Task objective:
Carry on the discussion of Grid2's profile and settings design, picking up directly after its final sentence.
START Text under study
Some objects like layout could perhaps not have hierarchies, but simply choices: so "large", "small".
For global settings, I am thinking there could be a list of particular attributes like "cornerSize" from the square indicator that live in an object simply called "globals". There would need to be code that during the flattening process notices that a square indicator does not have a "cornerSize" and thus uses the one in globals. Perhaps a type specific function ApplyGlobals() that is implemented for object types that need it. Not sure the config ease of this is worth the extra code.
The first goal though would be simply to get to the point where there is a simple account, class and spec hierarchy. That would make Grid2 a releasable mod I think.
There are a few things I don't quite understand in your proposal:
What is the purpose of the "scope" part in the context of Grid2 (as opposed to Grid2Options) ? Do you plan to perform string splits and comparison in Grid2 initialisation ? (Note that you put "corner-top-right" and not "corner-top-right/account" as a key to status-map).
What is the purpose of "profile-available" ? Why does it needs to be in Grid2DB as opposed to Grid2OptionsDB ? Isn't this list just the keys to "profile-setup" ?
Why are the version numbers of modules saved in each profile instead of globally ?
In Grid2DB my first thought was to have a separate setup for each character and or spec. That leads to massive duplication though as many things are likely to be similar. So it is really just a way of reducing that at the cost of one table lookup per object.
I did at first think about string splits etc, but really the keys are not shown at all on the Grid2 side so there is no need for that. (Updating the previous post)
The idea is to allow spec switching between different setups without having to load options. For instance my druid switches between feral and resto a lot. Usually multiple times per login. So in Grid2DB there would potentially be 2 sets of options per character to support this. I think this means the "profile-available" keys + their UI strings need to be in Grid2DB so they can be displayed in a menu or made available to third party mods like Set Theory etc.
This raises two questions:
1) Is it useful and do people want different layouts for different specs. I think the answer is yes. In Bear or Cat form, Grid2 is taking up too much space to show me stuff I do not even have the mana for.
END Text under study
START Record set
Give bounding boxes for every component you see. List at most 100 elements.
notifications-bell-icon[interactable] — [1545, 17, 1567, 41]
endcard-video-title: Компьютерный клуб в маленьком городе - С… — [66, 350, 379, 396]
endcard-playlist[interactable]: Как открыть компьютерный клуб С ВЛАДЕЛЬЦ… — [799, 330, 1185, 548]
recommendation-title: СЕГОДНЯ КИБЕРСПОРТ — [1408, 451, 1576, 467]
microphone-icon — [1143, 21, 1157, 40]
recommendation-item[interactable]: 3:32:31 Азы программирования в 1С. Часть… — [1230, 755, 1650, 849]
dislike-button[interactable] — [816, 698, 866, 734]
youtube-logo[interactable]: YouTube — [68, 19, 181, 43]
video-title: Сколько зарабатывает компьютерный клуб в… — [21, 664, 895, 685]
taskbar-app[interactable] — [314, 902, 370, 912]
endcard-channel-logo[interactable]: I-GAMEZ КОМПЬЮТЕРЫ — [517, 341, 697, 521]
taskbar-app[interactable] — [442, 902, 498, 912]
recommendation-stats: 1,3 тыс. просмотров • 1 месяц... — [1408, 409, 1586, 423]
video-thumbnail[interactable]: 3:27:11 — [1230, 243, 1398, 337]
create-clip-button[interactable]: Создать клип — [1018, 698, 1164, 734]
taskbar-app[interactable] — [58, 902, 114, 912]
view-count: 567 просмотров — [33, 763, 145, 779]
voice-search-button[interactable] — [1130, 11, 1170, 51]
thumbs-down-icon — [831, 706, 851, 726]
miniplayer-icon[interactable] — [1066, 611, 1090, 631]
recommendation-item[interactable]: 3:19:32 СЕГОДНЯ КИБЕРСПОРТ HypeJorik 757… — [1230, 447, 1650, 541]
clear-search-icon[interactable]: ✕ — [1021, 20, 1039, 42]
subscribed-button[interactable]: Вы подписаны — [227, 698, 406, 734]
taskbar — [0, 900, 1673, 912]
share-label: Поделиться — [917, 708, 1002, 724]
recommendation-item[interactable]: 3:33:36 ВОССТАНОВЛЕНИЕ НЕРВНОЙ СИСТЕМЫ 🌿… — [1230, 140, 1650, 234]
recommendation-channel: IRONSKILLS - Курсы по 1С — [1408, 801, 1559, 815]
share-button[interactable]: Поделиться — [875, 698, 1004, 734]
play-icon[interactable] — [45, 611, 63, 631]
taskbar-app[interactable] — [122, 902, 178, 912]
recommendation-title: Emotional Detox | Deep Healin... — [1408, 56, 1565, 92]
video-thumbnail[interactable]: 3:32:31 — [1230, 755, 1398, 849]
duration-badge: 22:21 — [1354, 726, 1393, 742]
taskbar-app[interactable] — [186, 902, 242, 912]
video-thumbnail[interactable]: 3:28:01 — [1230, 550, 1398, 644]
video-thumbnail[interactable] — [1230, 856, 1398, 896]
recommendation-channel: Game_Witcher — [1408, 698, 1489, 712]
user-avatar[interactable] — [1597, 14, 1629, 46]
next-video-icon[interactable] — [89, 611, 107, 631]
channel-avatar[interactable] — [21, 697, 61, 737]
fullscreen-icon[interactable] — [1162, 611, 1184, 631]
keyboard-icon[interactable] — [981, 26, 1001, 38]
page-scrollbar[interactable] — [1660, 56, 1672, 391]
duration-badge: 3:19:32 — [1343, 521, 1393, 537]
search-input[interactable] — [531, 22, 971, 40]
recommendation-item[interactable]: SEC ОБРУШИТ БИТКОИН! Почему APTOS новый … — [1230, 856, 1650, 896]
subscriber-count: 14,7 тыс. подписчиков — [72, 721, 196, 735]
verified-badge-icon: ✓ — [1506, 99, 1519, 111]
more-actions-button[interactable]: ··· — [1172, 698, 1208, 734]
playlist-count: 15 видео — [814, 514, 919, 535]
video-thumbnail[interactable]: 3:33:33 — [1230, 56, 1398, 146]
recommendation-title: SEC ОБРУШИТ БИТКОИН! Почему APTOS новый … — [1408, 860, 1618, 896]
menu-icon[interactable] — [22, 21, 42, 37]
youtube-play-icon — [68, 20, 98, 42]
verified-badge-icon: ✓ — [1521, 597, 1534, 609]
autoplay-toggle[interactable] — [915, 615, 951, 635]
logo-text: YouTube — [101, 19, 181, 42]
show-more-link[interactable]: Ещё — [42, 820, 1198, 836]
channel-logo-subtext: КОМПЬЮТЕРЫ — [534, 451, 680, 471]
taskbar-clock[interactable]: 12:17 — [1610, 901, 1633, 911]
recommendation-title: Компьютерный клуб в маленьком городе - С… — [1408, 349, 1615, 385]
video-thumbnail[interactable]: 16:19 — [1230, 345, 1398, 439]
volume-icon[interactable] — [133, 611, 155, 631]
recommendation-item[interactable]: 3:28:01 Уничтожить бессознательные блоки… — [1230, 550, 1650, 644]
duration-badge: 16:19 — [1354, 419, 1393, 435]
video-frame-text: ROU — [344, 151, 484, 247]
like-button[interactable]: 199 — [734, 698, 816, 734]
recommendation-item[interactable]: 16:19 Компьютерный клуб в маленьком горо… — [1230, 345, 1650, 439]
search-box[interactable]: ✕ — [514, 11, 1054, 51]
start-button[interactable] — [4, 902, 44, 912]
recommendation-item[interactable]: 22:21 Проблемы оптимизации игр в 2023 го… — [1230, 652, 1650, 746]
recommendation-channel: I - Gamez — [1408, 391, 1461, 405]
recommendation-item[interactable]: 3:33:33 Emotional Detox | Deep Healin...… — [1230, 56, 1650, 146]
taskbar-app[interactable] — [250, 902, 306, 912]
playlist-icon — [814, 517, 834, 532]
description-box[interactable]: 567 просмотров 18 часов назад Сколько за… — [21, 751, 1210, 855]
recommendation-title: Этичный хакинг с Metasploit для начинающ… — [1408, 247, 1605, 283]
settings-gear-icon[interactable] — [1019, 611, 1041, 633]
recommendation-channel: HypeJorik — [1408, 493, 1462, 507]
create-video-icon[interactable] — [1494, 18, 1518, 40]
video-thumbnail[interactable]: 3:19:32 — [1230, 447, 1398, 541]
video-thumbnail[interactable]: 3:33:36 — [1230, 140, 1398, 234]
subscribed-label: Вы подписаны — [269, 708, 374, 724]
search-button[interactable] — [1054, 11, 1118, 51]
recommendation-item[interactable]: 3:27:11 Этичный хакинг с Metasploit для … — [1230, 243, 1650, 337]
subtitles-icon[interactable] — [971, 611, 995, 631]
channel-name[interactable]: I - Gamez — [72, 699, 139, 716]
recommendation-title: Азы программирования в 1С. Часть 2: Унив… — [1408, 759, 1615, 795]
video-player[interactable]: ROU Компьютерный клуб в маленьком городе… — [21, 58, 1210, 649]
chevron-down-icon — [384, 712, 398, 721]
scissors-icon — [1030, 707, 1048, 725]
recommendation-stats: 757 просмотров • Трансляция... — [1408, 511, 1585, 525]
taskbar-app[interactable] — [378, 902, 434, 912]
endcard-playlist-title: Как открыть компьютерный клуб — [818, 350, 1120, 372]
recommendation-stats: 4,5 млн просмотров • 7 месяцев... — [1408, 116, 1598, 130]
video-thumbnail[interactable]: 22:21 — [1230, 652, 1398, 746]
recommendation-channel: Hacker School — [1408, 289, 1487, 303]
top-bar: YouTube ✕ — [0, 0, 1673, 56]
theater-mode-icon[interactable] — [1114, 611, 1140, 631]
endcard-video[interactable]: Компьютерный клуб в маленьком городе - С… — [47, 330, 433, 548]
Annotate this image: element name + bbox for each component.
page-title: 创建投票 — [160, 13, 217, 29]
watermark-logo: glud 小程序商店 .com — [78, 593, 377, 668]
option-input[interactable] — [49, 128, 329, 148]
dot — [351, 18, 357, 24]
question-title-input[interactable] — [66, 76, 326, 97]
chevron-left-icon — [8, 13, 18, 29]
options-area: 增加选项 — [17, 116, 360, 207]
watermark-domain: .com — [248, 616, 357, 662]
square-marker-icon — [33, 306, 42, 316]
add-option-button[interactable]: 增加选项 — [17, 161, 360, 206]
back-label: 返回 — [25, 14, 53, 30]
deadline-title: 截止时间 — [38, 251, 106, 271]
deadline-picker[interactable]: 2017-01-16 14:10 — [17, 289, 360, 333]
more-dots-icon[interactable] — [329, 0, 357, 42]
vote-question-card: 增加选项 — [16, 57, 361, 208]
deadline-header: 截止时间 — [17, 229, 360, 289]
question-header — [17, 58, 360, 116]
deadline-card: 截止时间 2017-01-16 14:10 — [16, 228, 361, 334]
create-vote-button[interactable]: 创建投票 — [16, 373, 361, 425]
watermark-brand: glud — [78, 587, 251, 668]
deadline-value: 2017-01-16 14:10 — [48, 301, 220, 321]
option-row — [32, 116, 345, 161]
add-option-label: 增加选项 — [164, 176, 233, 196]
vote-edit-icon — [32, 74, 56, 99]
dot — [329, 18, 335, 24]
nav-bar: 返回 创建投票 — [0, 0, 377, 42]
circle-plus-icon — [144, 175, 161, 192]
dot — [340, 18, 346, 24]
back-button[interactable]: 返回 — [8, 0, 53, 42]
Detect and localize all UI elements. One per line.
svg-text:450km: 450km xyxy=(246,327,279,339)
END Record set
Written response:
2) Can the indicators be redone to support this on the Grid2 side without a reload? I think in theory yes.
The tricky part would be an indicator that is a square in one layout that has to morph to text or icon in another. The scopeKey would be different which means one basically gets disabled. So it could work by removing all statuses from such a "disabled" indicator. Switching back to the spec reverses the process. For unique things like "lowmana", if there is a different scopeKey, the type field still dispatches to it and it simply updates based on its new ["objects"].<db>
(updated previous post with sample deDE strings.)
So the choice is between:
1) run though all characters/specs and update them
2) update just that individual.
My first thought is to save time in that case and just update the current spec. I am open to doing it either way though.
Doing it on an individual basis probably means using scope based version keys so there are no collisions higher up the hierarchy.
Doing it all at once leaves the whole db in an upgraded state which may be nicer.
Perhaps it wouldn't hurt to have one lifebloom duration and one lifebloom stack as default, but only setup an indicator for one as default.
I am not sure what you are replying to here. Go ahead and try Grid2. The default is a duration timer for time left with color coding for the stacks. This is just one of many ways to do it.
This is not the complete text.